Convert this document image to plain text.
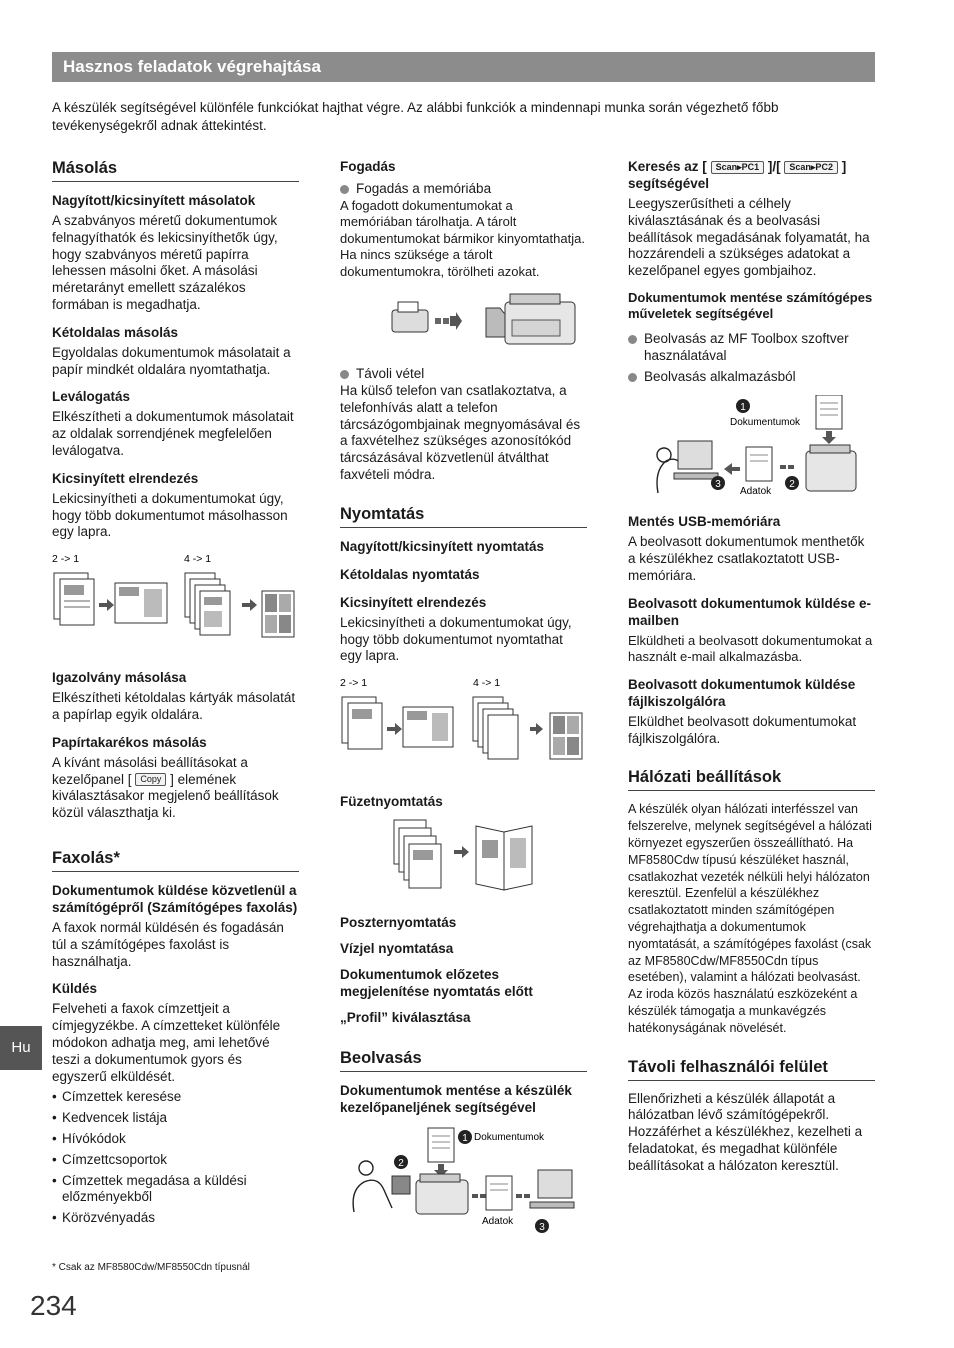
Hasznos feladatok végrehajtása
A készülék segítségével különféle funkciókat hajthat végre. Az alábbi funkciók a mindennapi munka során végezhető főbb tevékenységekről adnak áttekintést.
Másolás
Nagyított/kicsinyített másolatok

A szabványos méretű dokumentumok felnagyíthatók és lekicsinyíthetők úgy, hogy szabványos méretű papírra lehessen másolni őket. A másolási méretarányt emellett százalékos formában is megadhatja.

Kétoldalas másolás

Egyoldalas dokumentumok másolatait a papír mindkét oldalára nyomtathatja.

Leválogatás

Elkészítheti a dokumentumok másolatait az oldalak sorrendjének megfelelően leválogatva.

Kicsinyített elrendezés

Lekicsinyítheti a dokumentumokat úgy, hogy több dokumentumot másolhasson egy lapra.

2 -> 1	4 -> 1
Igazolvány másolása

Elkészítheti kétoldalas kártyák másolatát a papírlap egyik oldalára.

Papírtakarékos másolás

A kívánt másolási beállításokat a kezelőpanel [ Copy ] elemének kiválasztásakor megjelenő beállítások közül választhatja ki.

Faxolás*
Dokumentumok küldése közvetlenül a számítógépről (Számítógépes faxolás)

A faxok normál küldésén és fogadásán túl a számítógépes faxolást is használhatja.

Küldés

Felveheti a faxok címzettjeit a címjegyzékbe. A címzetteket különféle módokon adhatja meg, ami lehetővé teszi a dokumentumok gyors és egyszerű elküldését.

• Címzettek keresése
• Kedvencek listája
• Hívókódok
• Címzettcsoportok
• Címzettek megadása a küldési előzményekből
• Körözvényadás
Fogadás
Fogadás a memóriába

A fogadott dokumentumokat a memóriában tárolhatja. A tárolt dokumentumokat bármikor kinyomtathatja. Ha nincs szüksége a tárolt dokumentumokra, törölheti azokat.

Távoli vétel

Ha külső telefon van csatlakoztatva, a telefonhívás alatt a telefon tárcsázógombjainak megnyomásával és a faxvételhez szükséges azonosítókód tárcsázásával közvetlenül átválthat faxvételi módra.

Nyomtatás
Nagyított/kicsinyített nyomtatás
Kétoldalas nyomtatás
Kicsinyített elrendezés

Lekicsinyítheti a dokumentumokat úgy, hogy több dokumentumot nyomtathat egy lapra.

2 -> 1	4 -> 1
Füzetnyomtatás
Poszternyomtatás
Vízjel nyomtatása
Dokumentumok előzetes megjelenítése nyomtatás előtt
„Profil” kiválasztása
Beolvasás
Dokumentumok mentése a készülék kezelőpaneljének segítségével
1 Dokumentumok
2
Adatok
3
Keresés az [ Scan▸PC1 ]/[ Scan▸PC2 ] segítségével

Leegyszerűsítheti a célhely kiválasztásának és a beolvasási beállítások megadásának folyamatát, ha hozzárendeli a szükséges adatokat a kezelőpanel egyes gombjaihoz.

Dokumentumok mentése számítógépes műveletek segítségével
Beolvasás az MF Toolbox szoftver használatával
Beolvasás alkalmazásból
1
Dokumentumok
3
Adatok
2
Mentés USB-memóriára

A beolvasott dokumentumok menthetők a készülékhez csatlakoztatott USB-memóriára.

Beolvasott dokumentumok küldése e-mailben

Elküldheti a beolvasott dokumentumokat a használt e-mail alkalmazásba.

Beolvasott dokumentumok küldése fájlkiszolgálóra

Elküldhet beolvasott dokumentumokat fájlkiszolgálóra.

Hálózati beállítások

A készülék olyan hálózati interfésszel van felszerelve, melynek segítségével a hálózati környezet egyszerűen összeállítható. Ha MF8580Cdw típusú készüléket használ, csatlakozhat vezeték nélküli helyi hálózaton keresztül. Ezenfelül a készülékhez csatlakoztatott minden számítógépen végrehajthatja a dokumentumok nyomtatását, a számítógépes faxolást (csak az MF8580Cdw/MF8550Cdn típus esetében), valamint a hálózati beolvasást. Az iroda közös használatú eszközeként a készülék támogatja a munkavégzés hatékonyságának növelését.

Távoli felhasználói felület

Ellenőrizheti a készülék állapotát a hálózatban lévő számítógépekről. Hozzáférhet a készülékhez, kezelheti a feladatokat, és megadhat különféle beállításokat a hálózaton keresztül.

Hu
* Csak az MF8580Cdw/MF8550Cdn típusnál
234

::::

Collect the lines of the records that include the string "dokumentumot".

Lekicsinyítheti a dokumentumokat úgy, hogy több dokumentumot másolhasson egy lapra.
Lekicsinyítheti a dokumentumokat úgy, hogy több dokumentumot nyomtathat egy lapra.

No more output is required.